[BEGIN Listed entries]

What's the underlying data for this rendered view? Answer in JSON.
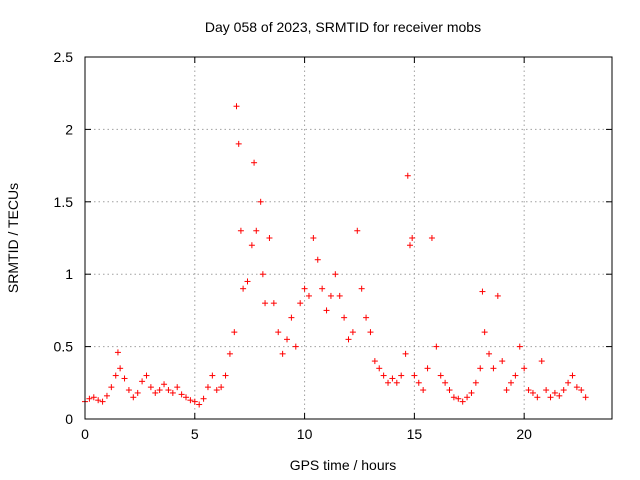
{
  "chart_data": {
    "type": "scatter",
    "title": "Day 058 of 2023, SRMTID for receiver mobs",
    "xlabel": "GPS time / hours",
    "ylabel": "SRMTID / TECUs",
    "xlim": [
      0,
      24
    ],
    "ylim": [
      0,
      2.5
    ],
    "xticks": [
      0,
      5,
      10,
      15,
      20
    ],
    "xtick_labels": [
      "0",
      "5",
      "10",
      "15",
      "20"
    ],
    "yticks": [
      0,
      0.5,
      1,
      1.5,
      2,
      2.5
    ],
    "ytick_labels": [
      "0",
      "0.5",
      "1",
      "1.5",
      "2",
      "2.5"
    ],
    "grid": true,
    "marker": "+",
    "color": "#ff0000",
    "series": [
      {
        "name": "mobs",
        "x": [
          0.0,
          0.2,
          0.4,
          0.6,
          0.8,
          1.0,
          1.2,
          1.4,
          1.5,
          1.6,
          1.8,
          2.0,
          2.2,
          2.4,
          2.6,
          2.8,
          3.0,
          3.2,
          3.4,
          3.6,
          3.8,
          4.0,
          4.2,
          4.4,
          4.6,
          4.8,
          5.0,
          5.2,
          5.4,
          5.6,
          5.8,
          6.0,
          6.2,
          6.4,
          6.6,
          6.8,
          6.9,
          7.0,
          7.1,
          7.2,
          7.4,
          7.6,
          7.7,
          7.8,
          8.0,
          8.1,
          8.2,
          8.4,
          8.6,
          8.8,
          9.0,
          9.2,
          9.4,
          9.6,
          9.8,
          10.0,
          10.2,
          10.4,
          10.6,
          10.8,
          11.0,
          11.2,
          11.4,
          11.6,
          11.8,
          12.0,
          12.2,
          12.4,
          12.6,
          12.8,
          13.0,
          13.2,
          13.4,
          13.6,
          13.8,
          14.0,
          14.2,
          14.4,
          14.6,
          14.7,
          14.8,
          14.9,
          15.0,
          15.2,
          15.4,
          15.6,
          15.8,
          16.0,
          16.2,
          16.4,
          16.6,
          16.8,
          17.0,
          17.2,
          17.4,
          17.6,
          17.8,
          18.0,
          18.1,
          18.2,
          18.4,
          18.6,
          18.8,
          19.0,
          19.2,
          19.4,
          19.6,
          19.8,
          20.0,
          20.2,
          20.4,
          20.6,
          20.8,
          21.0,
          21.2,
          21.4,
          21.6,
          21.8,
          22.0,
          22.2,
          22.4,
          22.6,
          22.8
        ],
        "y": [
          0.12,
          0.14,
          0.15,
          0.13,
          0.12,
          0.16,
          0.22,
          0.3,
          0.46,
          0.35,
          0.28,
          0.2,
          0.15,
          0.18,
          0.26,
          0.3,
          0.22,
          0.18,
          0.2,
          0.24,
          0.2,
          0.18,
          0.22,
          0.17,
          0.15,
          0.13,
          0.12,
          0.1,
          0.14,
          0.22,
          0.3,
          0.2,
          0.22,
          0.3,
          0.45,
          0.6,
          2.16,
          1.9,
          1.3,
          0.9,
          0.95,
          1.2,
          1.77,
          1.3,
          1.5,
          1.0,
          0.8,
          1.25,
          0.8,
          0.6,
          0.45,
          0.55,
          0.7,
          0.5,
          0.8,
          0.9,
          0.85,
          1.25,
          1.1,
          0.9,
          0.75,
          0.85,
          1.0,
          0.85,
          0.7,
          0.55,
          0.6,
          1.3,
          0.9,
          0.7,
          0.6,
          0.4,
          0.35,
          0.3,
          0.25,
          0.28,
          0.25,
          0.3,
          0.45,
          1.68,
          1.2,
          1.25,
          0.3,
          0.25,
          0.2,
          0.35,
          1.25,
          0.5,
          0.3,
          0.25,
          0.2,
          0.15,
          0.14,
          0.12,
          0.15,
          0.18,
          0.25,
          0.35,
          0.88,
          0.6,
          0.45,
          0.35,
          0.85,
          0.4,
          0.2,
          0.25,
          0.3,
          0.5,
          0.35,
          0.2,
          0.18,
          0.15,
          0.4,
          0.2,
          0.15,
          0.18,
          0.16,
          0.2,
          0.25,
          0.3,
          0.22,
          0.2,
          0.15
        ]
      }
    ]
  }
}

[END Listed entries]

* What is required
Search the lines for the string "mobs" and copy every line that has it.

* Answer to this task
    "title": "Day 058 of 2023, SRMTID for receiver mobs",
        "name": "mobs",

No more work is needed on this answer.